**What is expected**
Reproduce the data in its entirety, exactly as supplied.

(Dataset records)
#####
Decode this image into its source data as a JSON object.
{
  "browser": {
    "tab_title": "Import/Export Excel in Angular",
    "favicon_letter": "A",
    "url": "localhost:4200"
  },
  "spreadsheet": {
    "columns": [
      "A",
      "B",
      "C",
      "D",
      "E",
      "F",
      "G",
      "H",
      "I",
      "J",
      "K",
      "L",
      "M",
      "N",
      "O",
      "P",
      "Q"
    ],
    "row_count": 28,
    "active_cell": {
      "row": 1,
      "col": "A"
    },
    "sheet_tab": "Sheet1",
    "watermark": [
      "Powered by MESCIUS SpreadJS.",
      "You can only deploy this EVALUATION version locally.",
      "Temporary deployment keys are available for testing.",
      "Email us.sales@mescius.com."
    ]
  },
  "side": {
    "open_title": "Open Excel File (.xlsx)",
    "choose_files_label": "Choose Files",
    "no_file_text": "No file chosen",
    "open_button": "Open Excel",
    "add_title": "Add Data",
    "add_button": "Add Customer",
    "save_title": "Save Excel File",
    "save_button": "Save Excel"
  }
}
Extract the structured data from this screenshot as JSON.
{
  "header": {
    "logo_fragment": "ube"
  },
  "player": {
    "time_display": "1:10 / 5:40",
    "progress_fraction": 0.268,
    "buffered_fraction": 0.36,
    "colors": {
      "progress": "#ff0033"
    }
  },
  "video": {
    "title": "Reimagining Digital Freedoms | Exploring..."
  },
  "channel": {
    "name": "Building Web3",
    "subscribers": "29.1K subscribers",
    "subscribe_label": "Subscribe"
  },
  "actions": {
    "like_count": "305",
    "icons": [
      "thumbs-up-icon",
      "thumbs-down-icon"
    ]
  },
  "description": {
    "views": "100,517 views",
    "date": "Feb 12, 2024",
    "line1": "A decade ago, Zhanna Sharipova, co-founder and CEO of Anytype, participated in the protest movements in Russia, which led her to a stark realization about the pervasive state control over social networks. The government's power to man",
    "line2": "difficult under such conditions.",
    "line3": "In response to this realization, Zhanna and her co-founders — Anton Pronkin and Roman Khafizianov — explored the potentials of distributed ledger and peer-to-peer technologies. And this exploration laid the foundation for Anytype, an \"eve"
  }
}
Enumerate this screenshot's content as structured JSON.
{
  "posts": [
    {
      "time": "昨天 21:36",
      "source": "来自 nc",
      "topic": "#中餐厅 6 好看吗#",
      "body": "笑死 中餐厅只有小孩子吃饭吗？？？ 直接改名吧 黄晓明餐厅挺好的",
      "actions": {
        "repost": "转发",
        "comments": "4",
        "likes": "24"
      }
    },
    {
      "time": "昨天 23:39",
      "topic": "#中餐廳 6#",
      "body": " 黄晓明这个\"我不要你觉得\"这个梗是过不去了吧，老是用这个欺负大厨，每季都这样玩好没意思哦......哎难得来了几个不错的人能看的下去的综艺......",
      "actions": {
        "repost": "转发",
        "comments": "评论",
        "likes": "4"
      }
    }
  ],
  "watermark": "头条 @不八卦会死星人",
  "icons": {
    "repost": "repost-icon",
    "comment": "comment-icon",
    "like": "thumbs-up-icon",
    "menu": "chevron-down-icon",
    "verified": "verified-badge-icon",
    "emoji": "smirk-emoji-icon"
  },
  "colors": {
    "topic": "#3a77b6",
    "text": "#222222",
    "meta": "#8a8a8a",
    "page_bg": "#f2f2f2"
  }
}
#####
**Exercise answer**
Decode this image into its source data as a JSON object.
{
  "browser": {
    "tab_title": "Import/Export Excel in Angular",
    "favicon_letter": "A",
    "url": "localhost:4200"
  },
  "spreadsheet": {
    "columns": [
      "A",
      "B",
      "C",
      "D",
      "E",
      "F",
      "G",
      "H",
      "I",
      "J",
      "K",
      "L",
      "M",
      "N",
      "O",
      "P",
      "Q"
    ],
    "row_count": 28,
    "active_cell": {
      "row": 1,
      "col": "A"
    },
    "sheet_tab": "Sheet1",
    "watermark": [
      "Powered by MESCIUS SpreadJS.",
      "You can only deploy this EVALUATION version locally.",
      "Temporary deployment keys are available for testing.",
      "Email us.sales@mescius.com."
    ]
  },
  "side": {
    "open_title": "Open Excel File (.xlsx)",
    "choose_files_label": "Choose Files",
    "no_file_text": "No file chosen",
    "open_button": "Open Excel",
    "add_title": "Add Data",
    "add_button": "Add Customer",
    "save_title": "Save Excel File",
    "save_button": "Save Excel"
  }
}
Extract the structured data from this screenshot as JSON.
{
  "header": {
    "logo_fragment": "ube"
  },
  "player": {
    "time_display": "1:10 / 5:40",
    "progress_fraction": 0.268,
    "buffered_fraction": 0.36,
    "colors": {
      "progress": "#ff0033"
    }
  },
  "video": {
    "title": "Reimagining Digital Freedoms | Exploring..."
  },
  "channel": {
    "name": "Building Web3",
    "subscribers": "29.1K subscribers",
    "subscribe_label": "Subscribe"
  },
  "actions": {
    "like_count": "305",
    "icons": [
      "thumbs-up-icon",
      "thumbs-down-icon"
    ]
  },
  "description": {
    "views": "100,517 views",
    "date": "Feb 12, 2024",
    "line1": "A decade ago, Zhanna Sharipova, co-founder and CEO of Anytype, participated in the protest movements in Russia, which led her to a stark realization about the pervasive state control over social networks. The government's power to man",
    "line2": "difficult under such conditions.",
    "line3": "In response to this realization, Zhanna and her co-founders — Anton Pronkin and Roman Khafizianov — explored the potentials of distributed ledger and peer-to-peer technologies. And this exploration laid the foundation for Anytype, an \"eve"
  }
}
Enumerate this screenshot's content as structured JSON.
{
  "posts": [
    {
      "time": "昨天 21:36",
      "source": "来自 nc",
      "topic": "#中餐厅 6 好看吗#",
      "body": "笑死 中餐厅只有小孩子吃饭吗？？？ 直接改名吧 黄晓明餐厅挺好的",
      "actions": {
        "repost": "转发",
        "comments": "4",
        "likes": "24"
      }
    },
    {
      "time": "昨天 23:39",
      "topic": "#中餐廳 6#",
      "body": " 黄晓明这个\"我不要你觉得\"这个梗是过不去了吧，老是用这个欺负大厨，每季都这样玩好没意思哦......哎难得来了几个不错的人能看的下去的综艺......",
      "actions": {
        "repost": "转发",
        "comments": "评论",
        "likes": "4"
      }
    }
  ],
  "watermark": "头条 @不八卦会死星人",
  "icons": {
    "repost": "repost-icon",
    "comment": "comment-icon",
    "like": "thumbs-up-icon",
    "menu": "chevron-down-icon",
    "verified": "verified-badge-icon",
    "emoji": "smirk-emoji-icon"
  },
  "colors": {
    "topic": "#3a77b6",
    "text": "#222222",
    "meta": "#8a8a8a",
    "page_bg": "#f2f2f2"
  }
}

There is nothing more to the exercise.